— START OF Records for the exercise —

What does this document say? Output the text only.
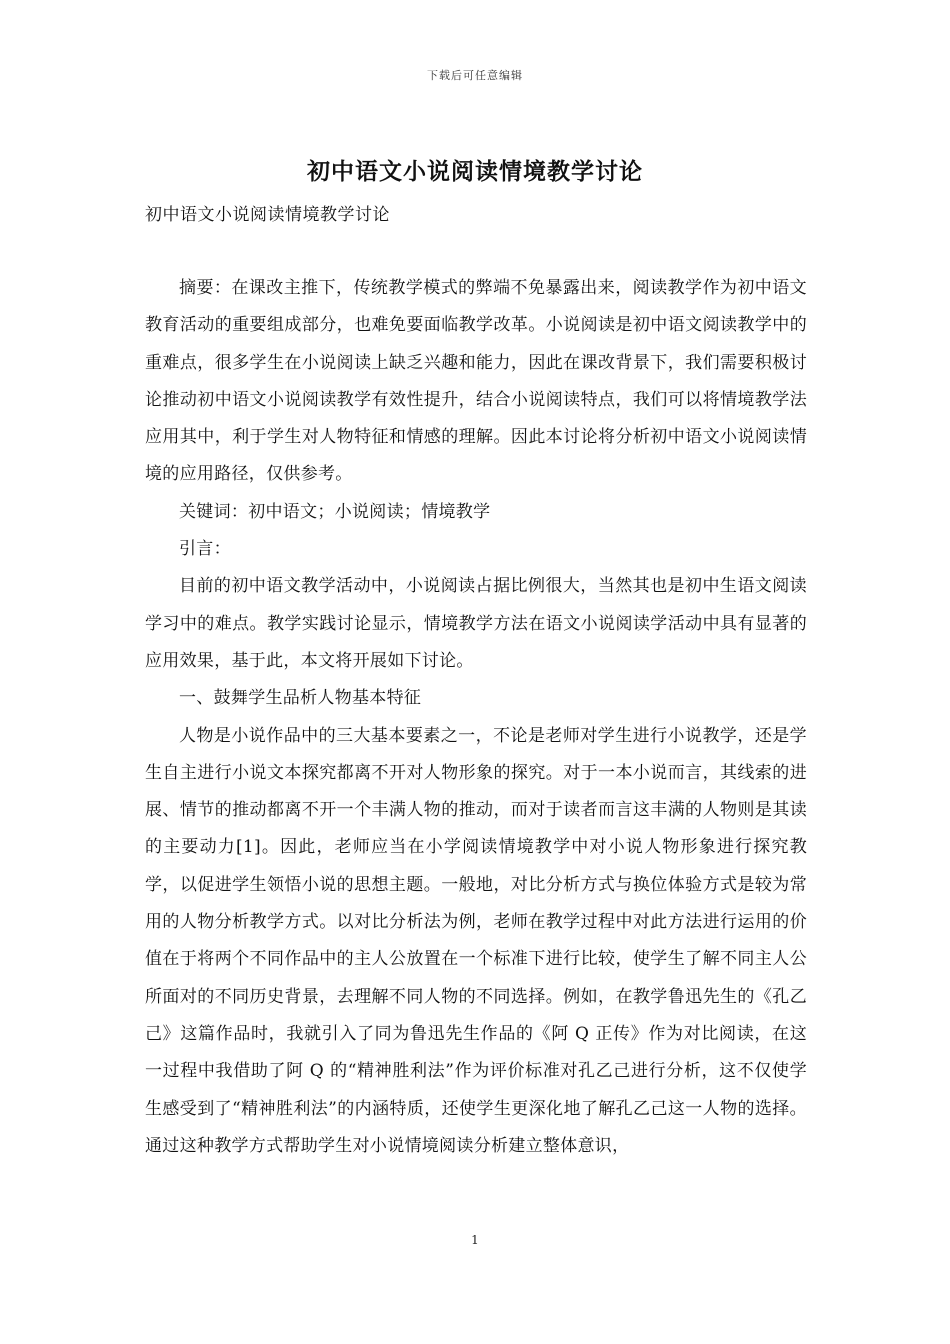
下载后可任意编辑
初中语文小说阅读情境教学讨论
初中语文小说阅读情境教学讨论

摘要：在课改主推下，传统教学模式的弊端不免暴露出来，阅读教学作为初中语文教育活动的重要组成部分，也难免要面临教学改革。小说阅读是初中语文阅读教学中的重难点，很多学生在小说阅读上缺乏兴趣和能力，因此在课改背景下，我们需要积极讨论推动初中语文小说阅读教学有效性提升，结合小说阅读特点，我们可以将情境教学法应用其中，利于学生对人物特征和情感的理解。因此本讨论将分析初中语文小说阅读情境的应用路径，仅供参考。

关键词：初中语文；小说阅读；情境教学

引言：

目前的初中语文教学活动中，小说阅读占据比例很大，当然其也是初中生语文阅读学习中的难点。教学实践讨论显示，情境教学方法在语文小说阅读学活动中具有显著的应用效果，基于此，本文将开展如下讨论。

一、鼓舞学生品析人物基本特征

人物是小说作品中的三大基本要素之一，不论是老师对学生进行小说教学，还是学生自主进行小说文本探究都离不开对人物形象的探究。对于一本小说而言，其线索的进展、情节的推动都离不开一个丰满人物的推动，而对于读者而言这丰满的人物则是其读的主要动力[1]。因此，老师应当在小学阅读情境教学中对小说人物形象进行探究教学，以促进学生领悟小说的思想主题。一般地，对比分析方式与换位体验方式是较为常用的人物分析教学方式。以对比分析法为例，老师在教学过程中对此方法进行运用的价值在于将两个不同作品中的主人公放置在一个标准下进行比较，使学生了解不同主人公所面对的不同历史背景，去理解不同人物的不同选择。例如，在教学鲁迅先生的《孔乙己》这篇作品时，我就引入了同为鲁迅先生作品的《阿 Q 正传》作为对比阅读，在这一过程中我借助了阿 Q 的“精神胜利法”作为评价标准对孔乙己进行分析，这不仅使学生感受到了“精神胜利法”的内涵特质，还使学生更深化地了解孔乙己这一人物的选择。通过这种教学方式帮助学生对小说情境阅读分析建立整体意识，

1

— END OF Records for the exercise —
— START OF Records for the exercise —

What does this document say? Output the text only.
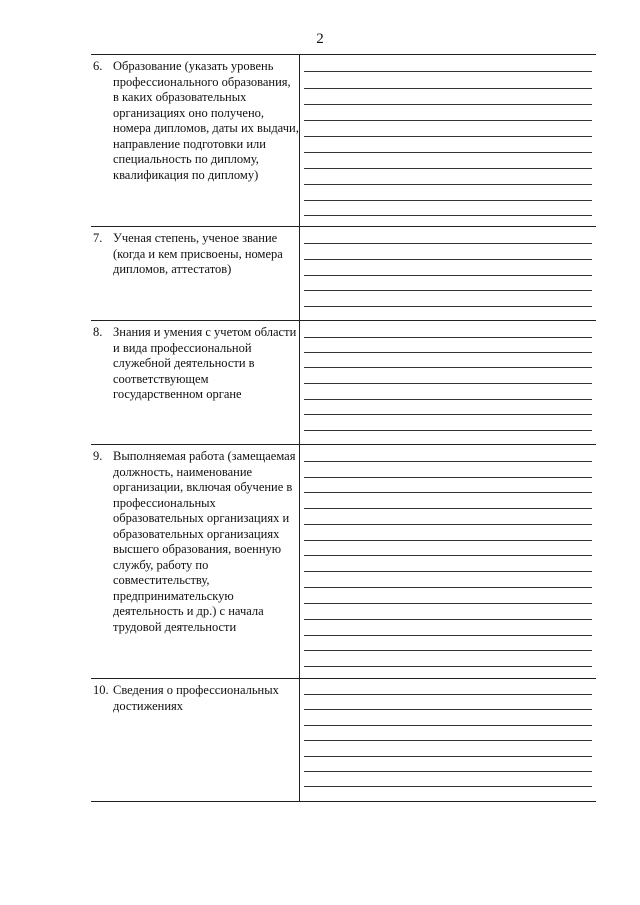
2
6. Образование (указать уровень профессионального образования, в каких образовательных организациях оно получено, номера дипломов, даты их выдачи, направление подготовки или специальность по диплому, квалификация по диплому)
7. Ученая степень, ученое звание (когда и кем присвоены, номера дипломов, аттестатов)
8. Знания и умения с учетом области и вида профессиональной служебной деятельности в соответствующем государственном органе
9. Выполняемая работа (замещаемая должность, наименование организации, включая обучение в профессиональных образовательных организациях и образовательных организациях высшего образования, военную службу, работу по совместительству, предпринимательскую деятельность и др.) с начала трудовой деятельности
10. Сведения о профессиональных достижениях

— END OF Records for the exercise —
— START OF Records for the exercise —

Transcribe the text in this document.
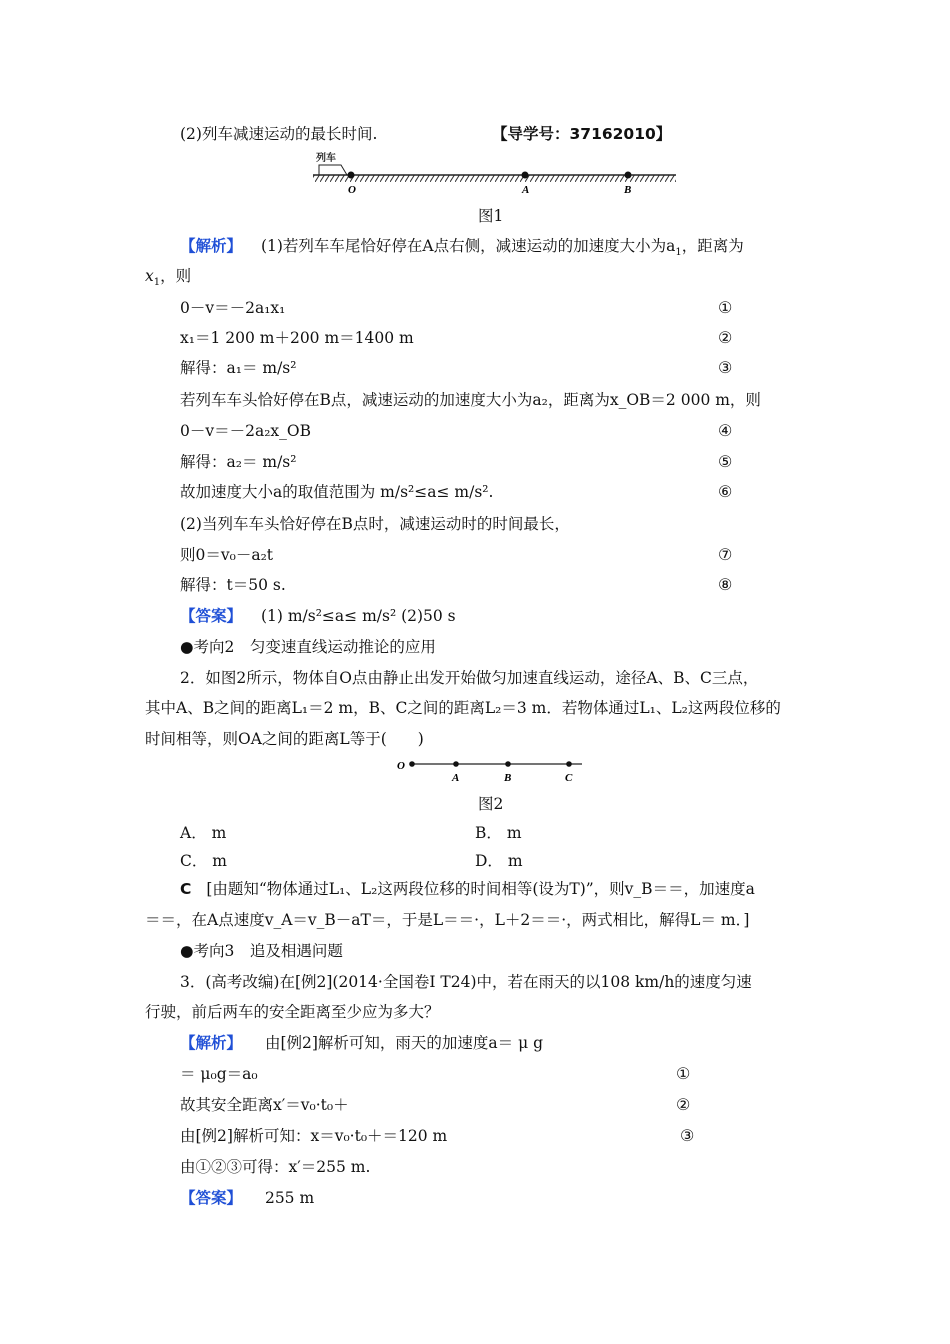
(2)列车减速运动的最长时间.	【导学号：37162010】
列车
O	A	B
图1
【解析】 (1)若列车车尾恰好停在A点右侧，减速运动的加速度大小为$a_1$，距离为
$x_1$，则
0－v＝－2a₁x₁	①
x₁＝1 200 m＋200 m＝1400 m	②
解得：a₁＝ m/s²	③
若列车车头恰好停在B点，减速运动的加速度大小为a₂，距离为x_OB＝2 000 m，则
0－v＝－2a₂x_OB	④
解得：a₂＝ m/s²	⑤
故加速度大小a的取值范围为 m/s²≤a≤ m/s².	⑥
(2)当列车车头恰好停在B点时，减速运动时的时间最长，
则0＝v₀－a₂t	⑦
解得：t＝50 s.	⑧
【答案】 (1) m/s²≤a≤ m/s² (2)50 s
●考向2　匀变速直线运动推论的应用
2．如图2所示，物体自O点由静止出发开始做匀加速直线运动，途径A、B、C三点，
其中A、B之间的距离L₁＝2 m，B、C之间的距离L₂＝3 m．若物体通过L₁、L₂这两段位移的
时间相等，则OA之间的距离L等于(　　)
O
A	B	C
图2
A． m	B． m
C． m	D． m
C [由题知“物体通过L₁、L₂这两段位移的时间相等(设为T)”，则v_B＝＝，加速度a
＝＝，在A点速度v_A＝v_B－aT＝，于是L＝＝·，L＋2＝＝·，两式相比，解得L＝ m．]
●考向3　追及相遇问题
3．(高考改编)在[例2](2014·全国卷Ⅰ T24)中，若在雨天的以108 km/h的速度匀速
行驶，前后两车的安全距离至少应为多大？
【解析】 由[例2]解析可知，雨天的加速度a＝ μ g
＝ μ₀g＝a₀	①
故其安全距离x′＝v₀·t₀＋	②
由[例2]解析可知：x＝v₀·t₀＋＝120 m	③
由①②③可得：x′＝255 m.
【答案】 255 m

— END OF Records for the exercise —

▶ [Requirement] Find each line holding "номера". Copy it out.

▶ [Completed exercise]
6. Образование (указать уровень профессионального образования, в каких образовательных организациях оно получено, номера дипломов, даты их выдачи, направление подготовки или специальность по диплому, квалификация по диплому)
7. Ученая степень, ученое звание (когда и кем присвоены, номера дипломов, аттестатов)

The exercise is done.